[A run of records]
==========

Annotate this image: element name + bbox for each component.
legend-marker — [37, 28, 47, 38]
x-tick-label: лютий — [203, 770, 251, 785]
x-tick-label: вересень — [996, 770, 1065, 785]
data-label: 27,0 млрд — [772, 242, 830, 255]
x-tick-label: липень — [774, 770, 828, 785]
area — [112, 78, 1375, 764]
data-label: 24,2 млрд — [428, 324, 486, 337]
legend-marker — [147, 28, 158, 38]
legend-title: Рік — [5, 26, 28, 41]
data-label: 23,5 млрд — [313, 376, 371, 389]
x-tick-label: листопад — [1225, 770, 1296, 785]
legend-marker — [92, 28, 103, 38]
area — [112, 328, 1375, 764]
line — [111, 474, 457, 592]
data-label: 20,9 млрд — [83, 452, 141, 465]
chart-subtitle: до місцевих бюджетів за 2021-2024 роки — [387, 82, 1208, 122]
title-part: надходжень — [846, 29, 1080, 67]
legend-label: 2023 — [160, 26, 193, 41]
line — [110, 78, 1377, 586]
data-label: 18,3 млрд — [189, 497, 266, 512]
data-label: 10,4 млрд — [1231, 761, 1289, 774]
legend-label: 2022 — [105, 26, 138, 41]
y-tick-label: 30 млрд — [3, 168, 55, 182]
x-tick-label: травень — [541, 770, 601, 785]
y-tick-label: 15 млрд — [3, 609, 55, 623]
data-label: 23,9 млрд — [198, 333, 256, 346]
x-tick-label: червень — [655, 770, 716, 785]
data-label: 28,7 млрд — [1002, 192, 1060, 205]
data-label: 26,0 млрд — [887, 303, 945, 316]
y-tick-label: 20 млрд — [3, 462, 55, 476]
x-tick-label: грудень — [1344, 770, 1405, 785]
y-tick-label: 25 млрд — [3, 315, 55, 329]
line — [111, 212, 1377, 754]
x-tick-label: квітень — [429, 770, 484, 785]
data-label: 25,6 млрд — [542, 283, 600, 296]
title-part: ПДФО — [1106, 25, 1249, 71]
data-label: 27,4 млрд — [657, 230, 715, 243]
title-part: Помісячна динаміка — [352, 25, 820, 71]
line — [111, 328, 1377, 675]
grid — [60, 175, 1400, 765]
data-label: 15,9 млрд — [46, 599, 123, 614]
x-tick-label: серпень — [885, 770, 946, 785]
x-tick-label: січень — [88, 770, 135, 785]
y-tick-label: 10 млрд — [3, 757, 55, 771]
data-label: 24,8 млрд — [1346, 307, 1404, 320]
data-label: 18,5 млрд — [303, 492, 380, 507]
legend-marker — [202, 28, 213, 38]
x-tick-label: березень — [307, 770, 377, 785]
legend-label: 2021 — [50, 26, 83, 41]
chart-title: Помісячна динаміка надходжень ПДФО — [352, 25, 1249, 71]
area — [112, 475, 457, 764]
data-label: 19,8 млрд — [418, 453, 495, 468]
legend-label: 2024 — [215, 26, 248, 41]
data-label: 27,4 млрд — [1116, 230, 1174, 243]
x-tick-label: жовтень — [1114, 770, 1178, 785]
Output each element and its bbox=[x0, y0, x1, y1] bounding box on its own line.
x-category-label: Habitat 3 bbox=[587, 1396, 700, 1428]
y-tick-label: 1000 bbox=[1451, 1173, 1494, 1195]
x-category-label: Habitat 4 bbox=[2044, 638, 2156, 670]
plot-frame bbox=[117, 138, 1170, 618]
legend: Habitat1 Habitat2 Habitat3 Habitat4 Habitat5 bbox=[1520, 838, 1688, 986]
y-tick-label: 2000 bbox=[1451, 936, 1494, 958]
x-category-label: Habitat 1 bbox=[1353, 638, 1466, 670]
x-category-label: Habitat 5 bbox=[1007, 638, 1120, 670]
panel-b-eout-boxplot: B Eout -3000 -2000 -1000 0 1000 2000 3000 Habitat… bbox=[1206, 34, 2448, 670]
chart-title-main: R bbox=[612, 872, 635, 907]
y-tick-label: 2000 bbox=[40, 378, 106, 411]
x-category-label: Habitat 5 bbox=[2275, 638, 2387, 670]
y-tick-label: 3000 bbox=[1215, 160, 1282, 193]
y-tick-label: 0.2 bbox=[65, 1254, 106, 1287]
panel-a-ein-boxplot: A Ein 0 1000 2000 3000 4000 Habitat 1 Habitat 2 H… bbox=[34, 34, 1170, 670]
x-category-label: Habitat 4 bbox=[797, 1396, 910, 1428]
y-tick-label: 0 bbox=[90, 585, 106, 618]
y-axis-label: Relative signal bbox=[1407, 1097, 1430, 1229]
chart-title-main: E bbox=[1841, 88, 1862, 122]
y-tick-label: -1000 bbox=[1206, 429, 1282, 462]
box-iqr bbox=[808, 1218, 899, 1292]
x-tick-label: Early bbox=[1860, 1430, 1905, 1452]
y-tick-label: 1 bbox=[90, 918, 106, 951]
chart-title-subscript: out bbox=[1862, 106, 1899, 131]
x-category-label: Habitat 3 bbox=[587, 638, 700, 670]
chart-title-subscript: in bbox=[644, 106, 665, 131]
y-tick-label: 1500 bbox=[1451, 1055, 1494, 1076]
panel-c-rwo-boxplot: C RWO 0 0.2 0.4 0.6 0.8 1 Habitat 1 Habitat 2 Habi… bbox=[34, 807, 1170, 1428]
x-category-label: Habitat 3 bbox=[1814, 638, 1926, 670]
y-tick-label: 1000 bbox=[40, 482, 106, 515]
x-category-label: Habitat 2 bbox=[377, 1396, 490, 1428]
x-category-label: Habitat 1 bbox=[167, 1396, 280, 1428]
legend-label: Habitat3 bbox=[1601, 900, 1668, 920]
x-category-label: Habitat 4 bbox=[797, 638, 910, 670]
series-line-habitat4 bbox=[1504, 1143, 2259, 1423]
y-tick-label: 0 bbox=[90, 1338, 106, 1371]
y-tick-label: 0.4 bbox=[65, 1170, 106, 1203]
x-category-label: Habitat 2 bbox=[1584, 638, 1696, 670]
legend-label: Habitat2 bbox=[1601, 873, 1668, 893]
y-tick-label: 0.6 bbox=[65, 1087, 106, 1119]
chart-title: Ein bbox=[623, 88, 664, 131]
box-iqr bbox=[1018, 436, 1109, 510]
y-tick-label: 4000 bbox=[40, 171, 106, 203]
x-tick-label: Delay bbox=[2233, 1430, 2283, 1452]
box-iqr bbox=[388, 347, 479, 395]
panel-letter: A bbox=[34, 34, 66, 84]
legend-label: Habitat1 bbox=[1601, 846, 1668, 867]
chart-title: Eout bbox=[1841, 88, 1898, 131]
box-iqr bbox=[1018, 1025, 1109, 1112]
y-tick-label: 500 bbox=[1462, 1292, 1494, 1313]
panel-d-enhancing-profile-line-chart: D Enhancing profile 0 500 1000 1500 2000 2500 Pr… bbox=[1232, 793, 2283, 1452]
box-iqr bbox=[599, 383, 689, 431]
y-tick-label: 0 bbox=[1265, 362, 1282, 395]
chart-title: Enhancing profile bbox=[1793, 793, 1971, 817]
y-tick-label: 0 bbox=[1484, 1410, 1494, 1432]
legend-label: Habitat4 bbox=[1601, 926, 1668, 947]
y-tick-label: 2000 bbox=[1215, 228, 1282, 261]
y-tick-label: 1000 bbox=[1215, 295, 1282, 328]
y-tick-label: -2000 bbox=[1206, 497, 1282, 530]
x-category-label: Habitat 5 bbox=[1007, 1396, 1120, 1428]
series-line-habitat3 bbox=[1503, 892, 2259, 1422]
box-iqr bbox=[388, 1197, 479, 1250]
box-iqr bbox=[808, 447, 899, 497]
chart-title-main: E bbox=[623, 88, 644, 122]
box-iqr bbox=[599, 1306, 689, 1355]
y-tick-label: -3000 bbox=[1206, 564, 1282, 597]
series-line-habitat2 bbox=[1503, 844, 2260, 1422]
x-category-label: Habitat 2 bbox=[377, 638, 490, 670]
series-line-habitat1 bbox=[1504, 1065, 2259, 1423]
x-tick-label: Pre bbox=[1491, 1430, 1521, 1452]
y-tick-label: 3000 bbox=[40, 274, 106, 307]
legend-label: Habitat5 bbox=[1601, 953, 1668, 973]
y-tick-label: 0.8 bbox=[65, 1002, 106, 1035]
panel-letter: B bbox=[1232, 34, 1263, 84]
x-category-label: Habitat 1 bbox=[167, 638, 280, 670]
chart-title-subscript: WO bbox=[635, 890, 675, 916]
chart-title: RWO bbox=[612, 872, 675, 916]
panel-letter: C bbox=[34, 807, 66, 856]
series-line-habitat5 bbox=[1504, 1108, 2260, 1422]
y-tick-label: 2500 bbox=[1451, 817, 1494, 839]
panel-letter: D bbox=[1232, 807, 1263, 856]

==========

Can you quote everything from the top of the listing down through the line containing "area — [112, 78, 1375, 764]", with both ends included?

Annotate this image: element name + bbox for each component.
legend-marker — [37, 28, 47, 38]
x-tick-label: лютий — [203, 770, 251, 785]
x-tick-label: вересень — [996, 770, 1065, 785]
data-label: 27,0 млрд — [772, 242, 830, 255]
x-tick-label: липень — [774, 770, 828, 785]
area — [112, 78, 1375, 764]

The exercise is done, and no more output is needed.